── Rows ──

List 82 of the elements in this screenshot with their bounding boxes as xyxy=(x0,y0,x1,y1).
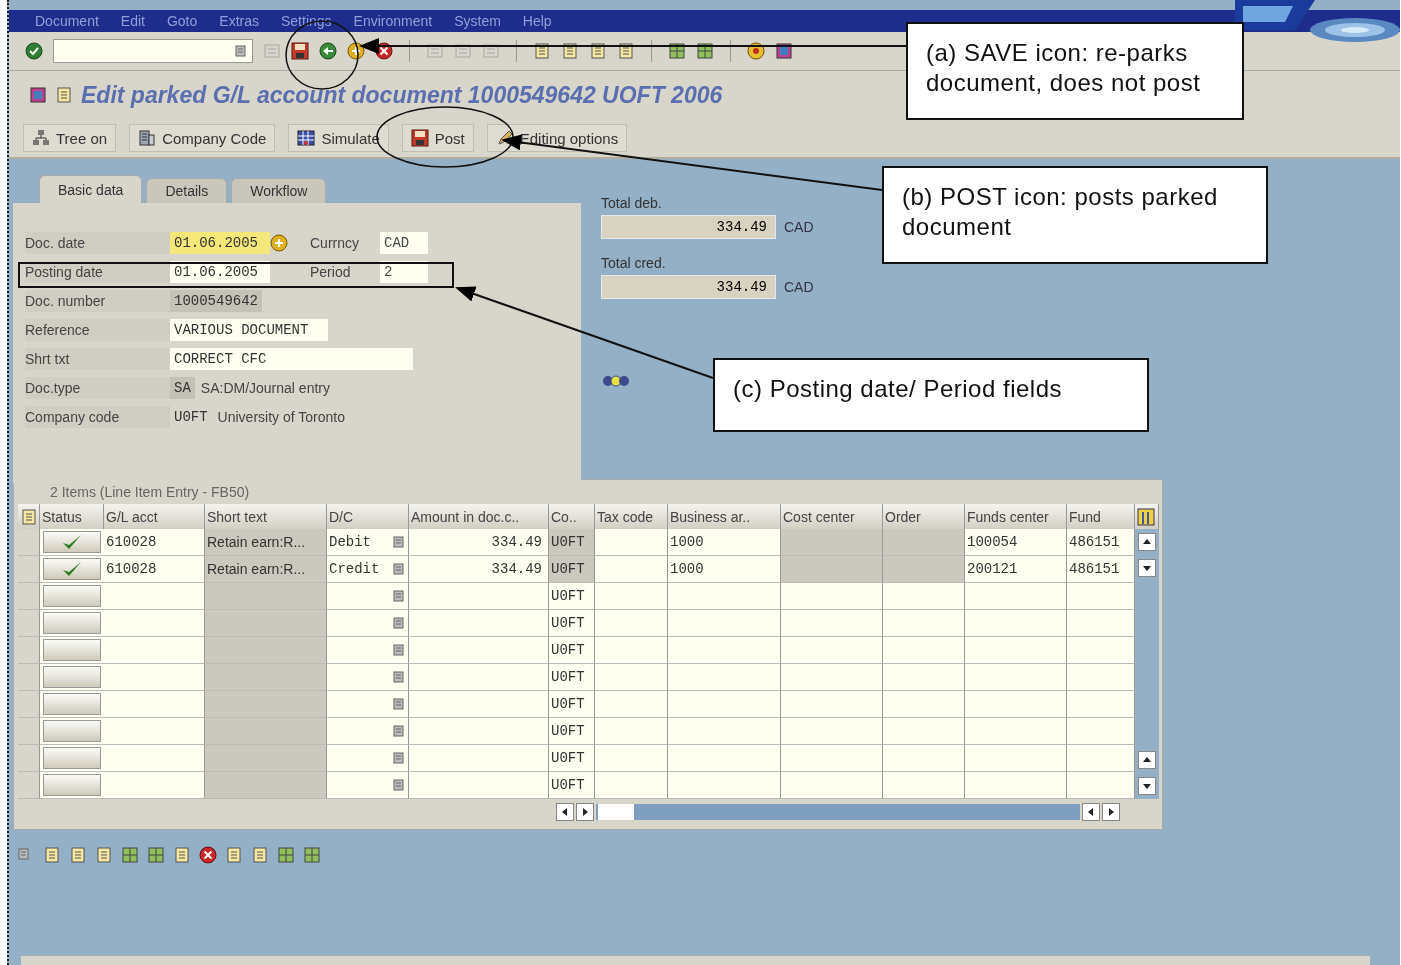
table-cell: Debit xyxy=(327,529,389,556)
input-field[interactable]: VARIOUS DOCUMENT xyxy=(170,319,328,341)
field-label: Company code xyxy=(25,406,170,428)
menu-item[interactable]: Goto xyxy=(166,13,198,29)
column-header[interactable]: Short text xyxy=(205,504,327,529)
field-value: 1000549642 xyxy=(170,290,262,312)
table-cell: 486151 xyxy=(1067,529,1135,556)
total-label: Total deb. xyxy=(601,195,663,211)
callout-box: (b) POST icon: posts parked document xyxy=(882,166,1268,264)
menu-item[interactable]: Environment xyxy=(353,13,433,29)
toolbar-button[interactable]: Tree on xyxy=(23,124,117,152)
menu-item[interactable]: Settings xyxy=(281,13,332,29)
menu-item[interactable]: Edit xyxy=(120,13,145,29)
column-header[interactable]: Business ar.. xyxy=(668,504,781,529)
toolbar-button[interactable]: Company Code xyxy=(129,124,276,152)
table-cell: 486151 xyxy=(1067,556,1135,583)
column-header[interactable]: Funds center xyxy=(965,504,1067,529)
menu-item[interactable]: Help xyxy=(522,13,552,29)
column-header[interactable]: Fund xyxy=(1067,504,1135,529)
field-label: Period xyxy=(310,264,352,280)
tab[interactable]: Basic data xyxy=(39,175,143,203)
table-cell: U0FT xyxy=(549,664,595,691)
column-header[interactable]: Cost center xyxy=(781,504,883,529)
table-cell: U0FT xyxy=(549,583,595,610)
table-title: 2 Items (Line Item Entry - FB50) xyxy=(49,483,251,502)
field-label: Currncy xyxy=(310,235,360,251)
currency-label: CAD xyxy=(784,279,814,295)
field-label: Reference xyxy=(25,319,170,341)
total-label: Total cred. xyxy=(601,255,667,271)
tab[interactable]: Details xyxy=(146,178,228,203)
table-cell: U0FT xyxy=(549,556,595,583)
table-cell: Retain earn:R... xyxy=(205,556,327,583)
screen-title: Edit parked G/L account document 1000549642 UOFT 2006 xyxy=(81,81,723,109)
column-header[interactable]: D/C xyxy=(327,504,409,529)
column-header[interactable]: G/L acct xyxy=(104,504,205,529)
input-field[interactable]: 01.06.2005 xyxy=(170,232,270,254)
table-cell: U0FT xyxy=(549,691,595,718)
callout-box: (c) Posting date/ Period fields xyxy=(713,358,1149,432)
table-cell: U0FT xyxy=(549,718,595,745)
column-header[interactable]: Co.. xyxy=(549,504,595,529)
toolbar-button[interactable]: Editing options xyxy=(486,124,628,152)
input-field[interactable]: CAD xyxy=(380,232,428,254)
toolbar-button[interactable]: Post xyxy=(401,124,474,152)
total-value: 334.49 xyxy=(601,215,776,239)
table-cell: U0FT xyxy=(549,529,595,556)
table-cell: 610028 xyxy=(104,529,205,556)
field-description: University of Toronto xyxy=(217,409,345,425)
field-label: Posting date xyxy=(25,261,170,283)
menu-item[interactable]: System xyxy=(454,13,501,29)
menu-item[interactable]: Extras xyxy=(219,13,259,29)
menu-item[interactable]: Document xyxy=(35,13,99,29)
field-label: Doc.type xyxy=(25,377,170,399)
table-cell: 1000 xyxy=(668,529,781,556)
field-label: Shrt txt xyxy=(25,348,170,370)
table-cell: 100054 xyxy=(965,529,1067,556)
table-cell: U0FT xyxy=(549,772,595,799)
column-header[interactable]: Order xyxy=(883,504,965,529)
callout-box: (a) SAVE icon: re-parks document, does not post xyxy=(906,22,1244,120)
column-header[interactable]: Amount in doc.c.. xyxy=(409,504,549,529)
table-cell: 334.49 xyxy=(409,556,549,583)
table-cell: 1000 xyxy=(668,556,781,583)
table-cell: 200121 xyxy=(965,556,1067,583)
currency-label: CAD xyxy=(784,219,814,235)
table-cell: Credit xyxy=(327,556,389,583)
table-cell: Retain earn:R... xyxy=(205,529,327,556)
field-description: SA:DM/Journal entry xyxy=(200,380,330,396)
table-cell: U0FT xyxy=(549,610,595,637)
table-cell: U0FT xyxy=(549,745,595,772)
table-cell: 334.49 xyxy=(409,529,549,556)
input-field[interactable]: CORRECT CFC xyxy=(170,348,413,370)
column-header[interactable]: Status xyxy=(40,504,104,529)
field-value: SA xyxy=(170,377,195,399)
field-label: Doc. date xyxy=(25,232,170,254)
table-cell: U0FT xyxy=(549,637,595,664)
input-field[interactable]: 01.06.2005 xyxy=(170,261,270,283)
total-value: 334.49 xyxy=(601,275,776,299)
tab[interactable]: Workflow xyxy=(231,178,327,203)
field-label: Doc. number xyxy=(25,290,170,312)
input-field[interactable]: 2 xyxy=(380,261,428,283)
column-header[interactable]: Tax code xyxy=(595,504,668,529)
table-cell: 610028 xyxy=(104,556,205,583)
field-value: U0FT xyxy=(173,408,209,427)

───

Directions for this task:
Copy out the data above word for word, omitting the picture.

Written answer:
List 82 of the elements in this screenshot with their bounding boxes as xyxy=(x0,y0,x1,y1).
table-cell: Debit xyxy=(327,529,389,556)
input-field[interactable]: VARIOUS DOCUMENT xyxy=(170,319,328,341)
field-label: Company code xyxy=(25,406,170,428)
menu-item[interactable]: Goto xyxy=(166,13,198,29)
column-header[interactable]: Short text xyxy=(205,504,327,529)
field-value: 1000549642 xyxy=(170,290,262,312)
table-cell: 486151 xyxy=(1067,529,1135,556)
total-label: Total deb. xyxy=(601,195,663,211)
callout-box: (b) POST icon: posts parked document xyxy=(882,166,1268,264)
menu-item[interactable]: Environment xyxy=(353,13,433,29)
toolbar-button[interactable]: Tree on xyxy=(23,124,117,152)
menu-item[interactable]: Settings xyxy=(281,13,332,29)
menu-item[interactable]: Edit xyxy=(120,13,145,29)
column-header[interactable]: Business ar.. xyxy=(668,504,781,529)
toolbar-button[interactable]: Company Code xyxy=(129,124,276,152)
table-cell: 486151 xyxy=(1067,556,1135,583)
column-header[interactable]: Funds center xyxy=(965,504,1067,529)
menu-item[interactable]: Help xyxy=(522,13,552,29)
column-header[interactable]: Fund xyxy=(1067,504,1135,529)
field-label: Period xyxy=(310,264,352,280)
tab[interactable]: Basic data xyxy=(39,175,143,203)
table-cell: U0FT xyxy=(549,664,595,691)
column-header[interactable]: Cost center xyxy=(781,504,883,529)
table-cell: U0FT xyxy=(549,583,595,610)
table-title: 2 Items (Line Item Entry - FB50) xyxy=(49,483,251,502)
field-label: Currncy xyxy=(310,235,360,251)
currency-label: CAD xyxy=(784,279,814,295)
field-label: Reference xyxy=(25,319,170,341)
total-label: Total cred. xyxy=(601,255,667,271)
tab[interactable]: Details xyxy=(146,178,228,203)
table-cell: U0FT xyxy=(549,556,595,583)
table-cell: Retain earn:R... xyxy=(205,556,327,583)
screen-title: Edit parked G/L account document 1000549642 UOFT 2006 xyxy=(81,81,723,109)
column-header[interactable]: D/C xyxy=(327,504,409,529)
column-header[interactable]: G/L acct xyxy=(104,504,205,529)
input-field[interactable]: 01.06.2005 xyxy=(170,232,270,254)
table-cell: U0FT xyxy=(549,691,595,718)
callout-box: (c) Posting date/ Period fields xyxy=(713,358,1149,432)
table-cell: U0FT xyxy=(549,718,595,745)
column-header[interactable]: Co.. xyxy=(549,504,595,529)
toolbar-button[interactable]: Editing options xyxy=(486,124,628,152)
input-field[interactable]: CAD xyxy=(380,232,428,254)
toolbar-button[interactable]: Post xyxy=(401,124,474,152)
total-value: 334.49 xyxy=(601,215,776,239)
table-cell: U0FT xyxy=(549,529,595,556)
table-cell: 610028 xyxy=(104,529,205,556)
field-description: University of Toronto xyxy=(217,409,345,425)
field-label: Posting date xyxy=(25,261,170,283)
menu-item[interactable]: System xyxy=(454,13,501,29)
menu-item[interactable]: Extras xyxy=(219,13,259,29)
menu-item[interactable]: Document xyxy=(35,13,99,29)
field-label: Doc.type xyxy=(25,377,170,399)
table-cell: 1000 xyxy=(668,529,781,556)
field-label: Shrt txt xyxy=(25,348,170,370)
table-cell: 100054 xyxy=(965,529,1067,556)
table-cell: U0FT xyxy=(549,772,595,799)
column-header[interactable]: Order xyxy=(883,504,965,529)
callout-box: (a) SAVE icon: re-parks document, does not post xyxy=(906,22,1244,120)
column-header[interactable]: Amount in doc.c.. xyxy=(409,504,549,529)
table-cell: 334.49 xyxy=(409,556,549,583)
table-cell: 1000 xyxy=(668,556,781,583)
table-cell: 200121 xyxy=(965,556,1067,583)
currency-label: CAD xyxy=(784,219,814,235)
table-cell: Credit xyxy=(327,556,389,583)
table-cell: Retain earn:R... xyxy=(205,529,327,556)
field-description: SA:DM/Journal entry xyxy=(200,380,330,396)
table-cell: U0FT xyxy=(549,610,595,637)
table-cell: U0FT xyxy=(549,745,595,772)
table-cell: 334.49 xyxy=(409,529,549,556)
input-field[interactable]: CORRECT CFC xyxy=(170,348,413,370)
column-header[interactable]: Status xyxy=(40,504,104,529)
field-value: SA xyxy=(170,377,195,399)
field-label: Doc. date xyxy=(25,232,170,254)
table-cell: U0FT xyxy=(549,637,595,664)
input-field[interactable]: 01.06.2005 xyxy=(170,261,270,283)
total-value: 334.49 xyxy=(601,275,776,299)
tab[interactable]: Workflow xyxy=(231,178,327,203)
field-label: Doc. number xyxy=(25,290,170,312)
input-field[interactable]: 2 xyxy=(380,261,428,283)
column-header[interactable]: Tax code xyxy=(595,504,668,529)
table-cell: 610028 xyxy=(104,556,205,583)
field-value: U0FT xyxy=(173,408,209,427)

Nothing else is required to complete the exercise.